#### Exercise objective:
In the entries below, count every line containing "tipo". Reply with the number alone.

Raw records:
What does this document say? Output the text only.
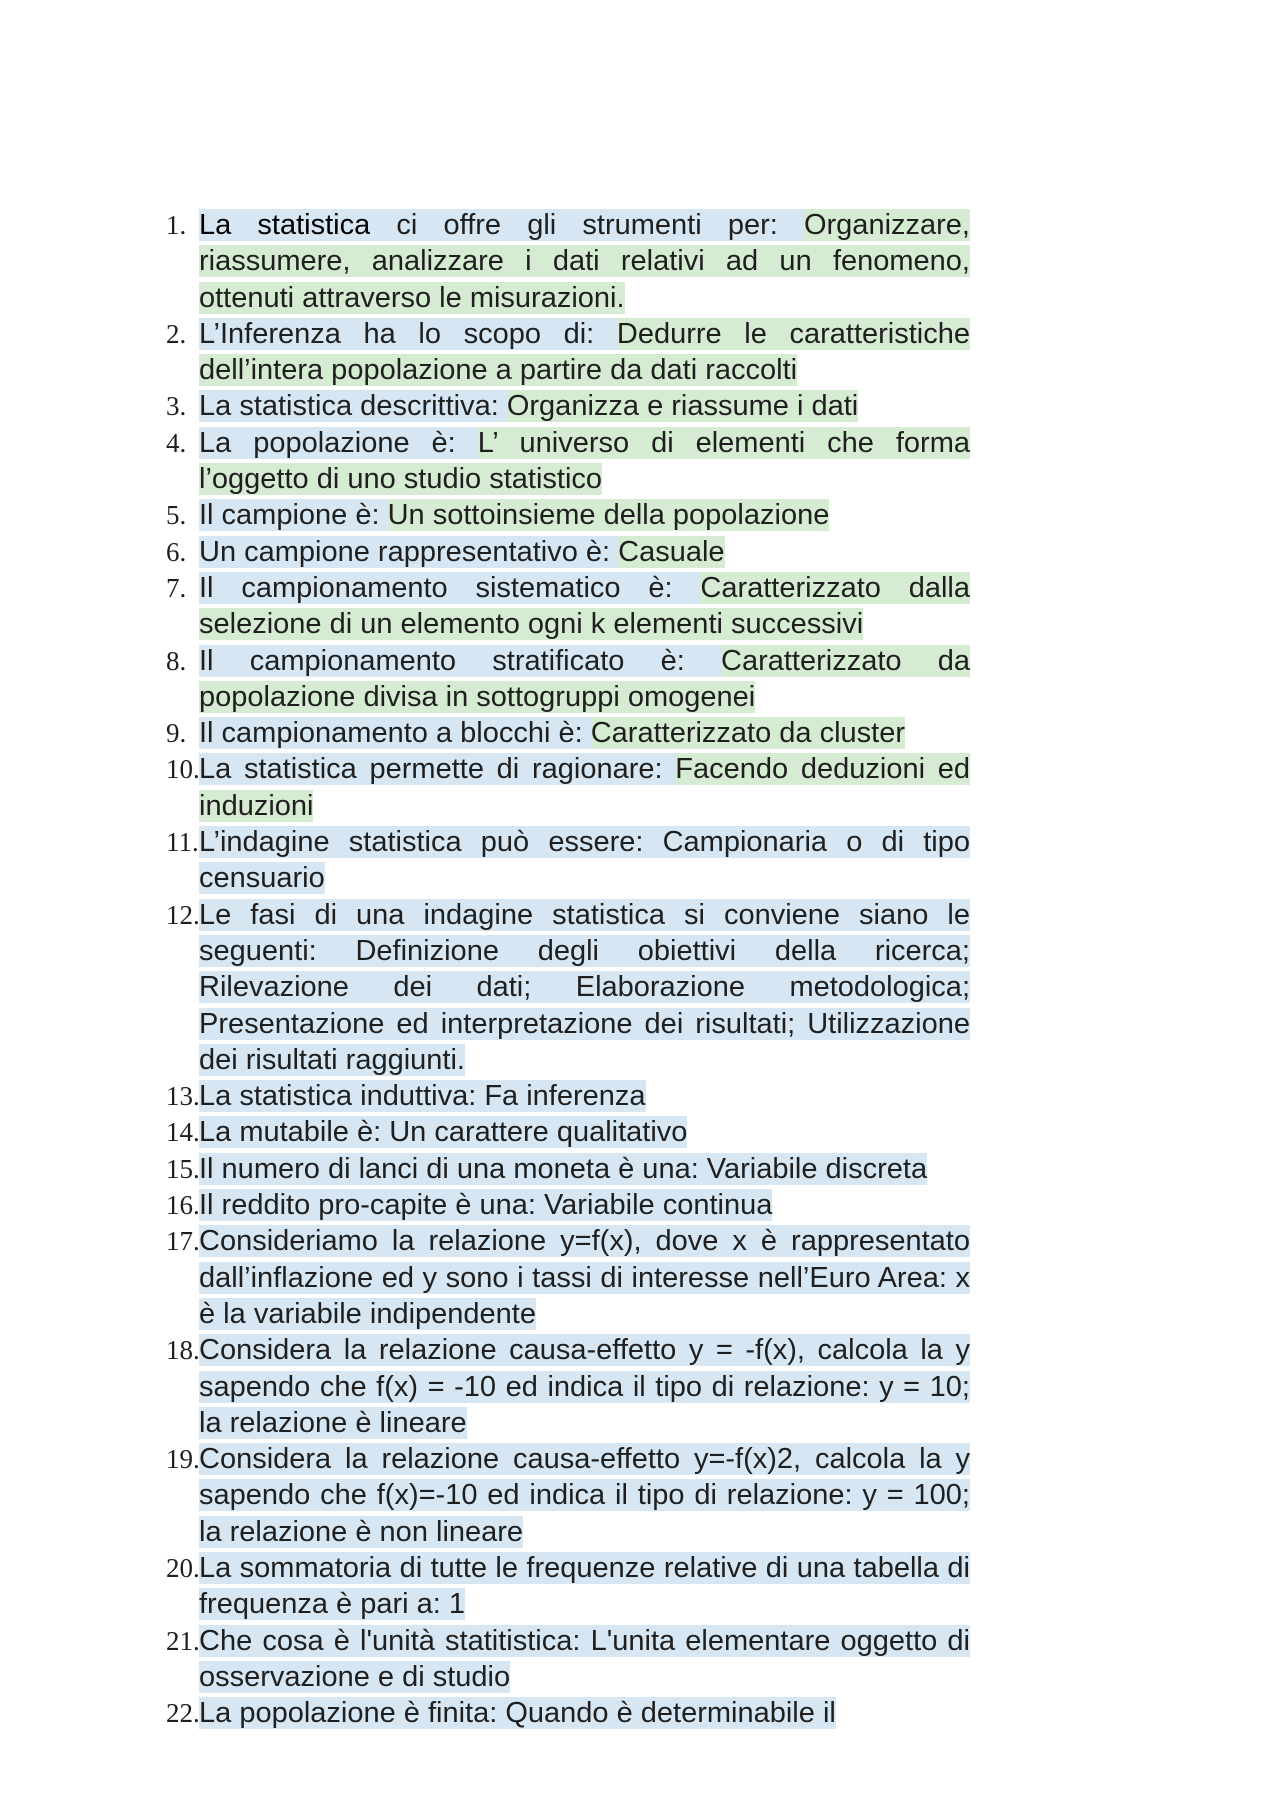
1. La statistica ci offre gli strumenti per: Organizzare, riassumere, analizzare i dati relativi ad un fenomeno, ottenuti attraverso le misurazioni.
2. L’Inferenza ha lo scopo di: Dedurre le caratteristiche dell’intera popolazione a partire da dati raccolti
3. La statistica descrittiva: Organizza e riassume i dati
4. La popolazione è: L’ universo di elementi che forma l’oggetto di uno studio statistico
5. Il campione è: Un sottoinsieme della popolazione
6. Un campione rappresentativo è: Casuale
7. Il campionamento sistematico è: Caratterizzato dalla selezione di un elemento ogni k elementi successivi
8. Il campionamento stratificato è: Caratterizzato da popolazione divisa in sottogruppi omogenei
9. Il campionamento a blocchi è: Caratterizzato da cluster
10. La statistica permette di ragionare: Facendo deduzioni ed induzioni
11. L’indagine statistica può essere: Campionaria o di tipo censuario
12. Le fasi di una indagine statistica si conviene siano le seguenti: Definizione degli obiettivi della ricerca; Rilevazione dei dati; Elaborazione metodologica; Presentazione ed interpretazione dei risultati; Utilizzazione dei risultati raggiunti.
13. La statistica induttiva: Fa inferenza
14. La mutabile è: Un carattere qualitativo
15. Il numero di lanci di una moneta è una: Variabile discreta
16. Il reddito pro-capite è una: Variabile continua
17. Consideriamo la relazione y=f(x), dove x è rappresentato dall’inflazione ed y sono i tassi di interesse nell’Euro Area: x è la variabile indipendente
18. Considera la relazione causa-effetto y = -f(x), calcola la y sapendo che f(x) = -10 ed indica il tipo di relazione: y = 10; la relazione è lineare
19. Considera la relazione causa-effetto y=-f(x)2, calcola la y sapendo che f(x)=-10 ed indica il tipo di relazione: y = 100; la relazione è non lineare
20. La sommatoria di tutte le frequenze relative di una tabella di frequenza è pari a: 1
21. Che cosa è l'unità statitistica: L'unita elementare oggetto di osservazione e di studio
22. La popolazione è finita: Quando è determinabile il
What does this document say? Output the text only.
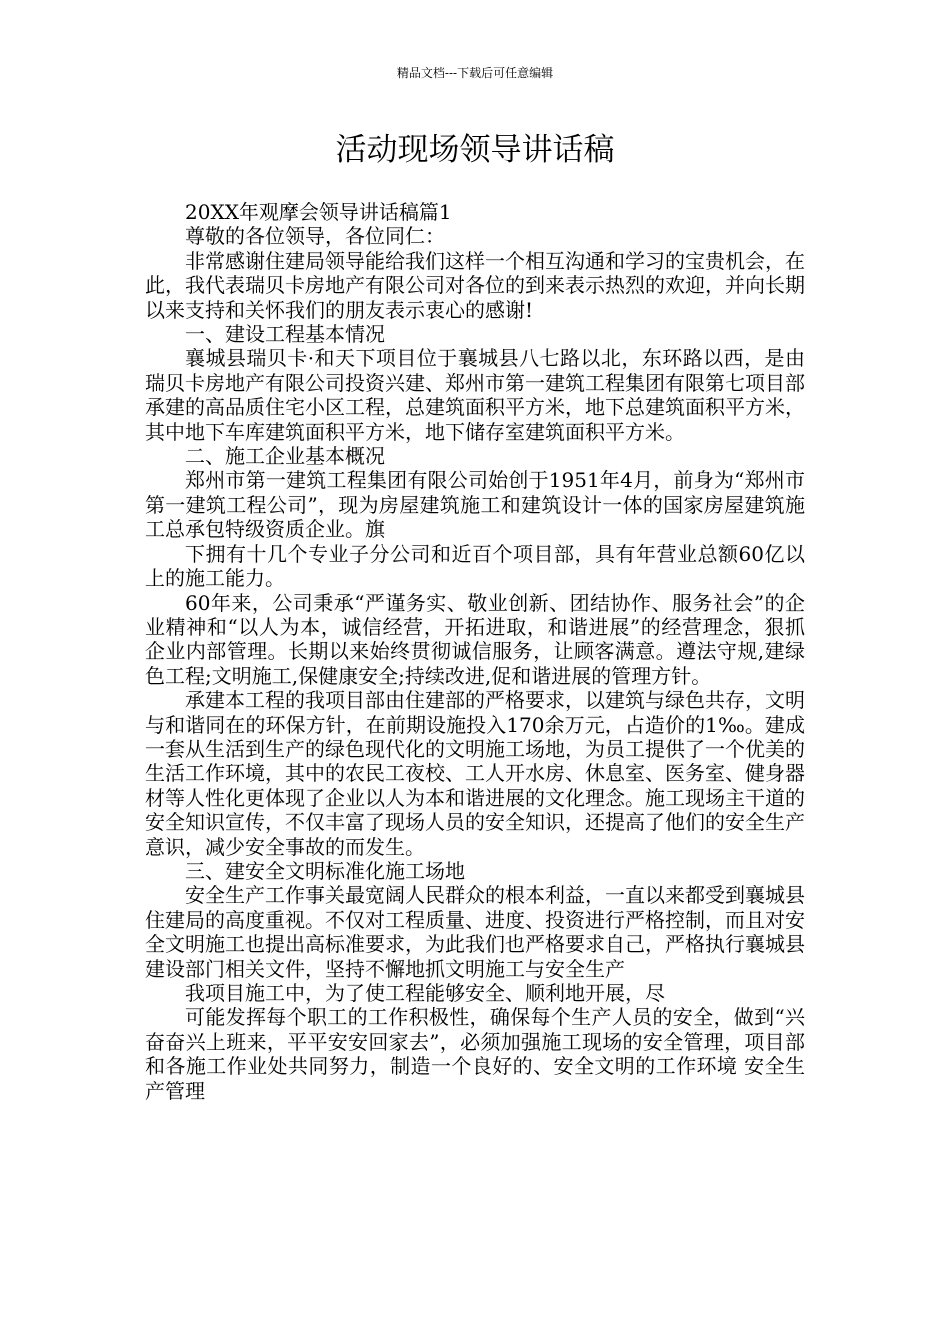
精品文档---下载后可任意编辑
活动现场领导讲话稿

20XX年观摩会领导讲话稿篇1

尊敬的各位领导，各位同仁：

非常感谢住建局领导能给我们这样一个相互沟通和学习的宝贵机会，在此，我代表瑞贝卡房地产有限公司对各位的到来表示热烈的欢迎，并向长期以来支持和关怀我们的朋友表示衷心的感谢!

一、建设工程基本情况

襄城县瑞贝卡·和天下项目位于襄城县八七路以北，东环路以西，是由瑞贝卡房地产有限公司投资兴建、郑州市第一建筑工程集团有限第七项目部承建的高品质住宅小区工程，总建筑面积平方米，地下总建筑面积平方米，其中地下车库建筑面积平方米，地下储存室建筑面积平方米。

二、施工企业基本概况

郑州市第一建筑工程集团有限公司始创于1951年4月，前身为“郑州市第一建筑工程公司”，现为房屋建筑施工和建筑设计一体的国家房屋建筑施工总承包特级资质企业。旗

下拥有十几个专业子分公司和近百个项目部，具有年营业总额60亿以上的施工能力。

60年来，公司秉承“严谨务实、敬业创新、团结协作、服务社会”的企业精神和“以人为本，诚信经营，开拓进取，和谐进展”的经营理念，狠抓企业内部管理。长期以来始终贯彻诚信服务，让顾客满意。遵法守规,建绿色工程;文明施工,保健康安全;持续改进,促和谐进展的管理方针。

承建本工程的我项目部由住建部的严格要求，以建筑与绿色共存，文明与和谐同在的环保方针，在前期设施投入170余万元，占造价的1‰。建成一套从生活到生产的绿色现代化的文明施工场地，为员工提供了一个优美的生活工作环境，其中的农民工夜校、工人开水房、休息室、医务室、健身器材等人性化更体现了企业以人为本和谐进展的文化理念。施工现场主干道的安全知识宣传，不仅丰富了现场人员的安全知识，还提高了他们的安全生产意识，减少安全事故的而发生。

三、建安全文明标准化施工场地

安全生产工作事关最宽阔人民群众的根本利益，一直以来都受到襄城县住建局的高度重视。不仅对工程质量、进度、投资进行严格控制，而且对安全文明施工也提出高标准要求，为此我们也严格要求自己，严格执行襄城县建设部门相关文件，坚持不懈地抓文明施工与安全生产

我项目施工中，为了使工程能够安全、顺利地开展，尽

可能发挥每个职工的工作积极性，确保每个生产人员的安全，做到“兴奋奋兴上班来，平平安安回家去”，必须加强施工现场的安全管理，项目部和各施工作业处共同努力，制造一个良好的、安全文明的工作环境 安全生产管理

#### Written solution:
3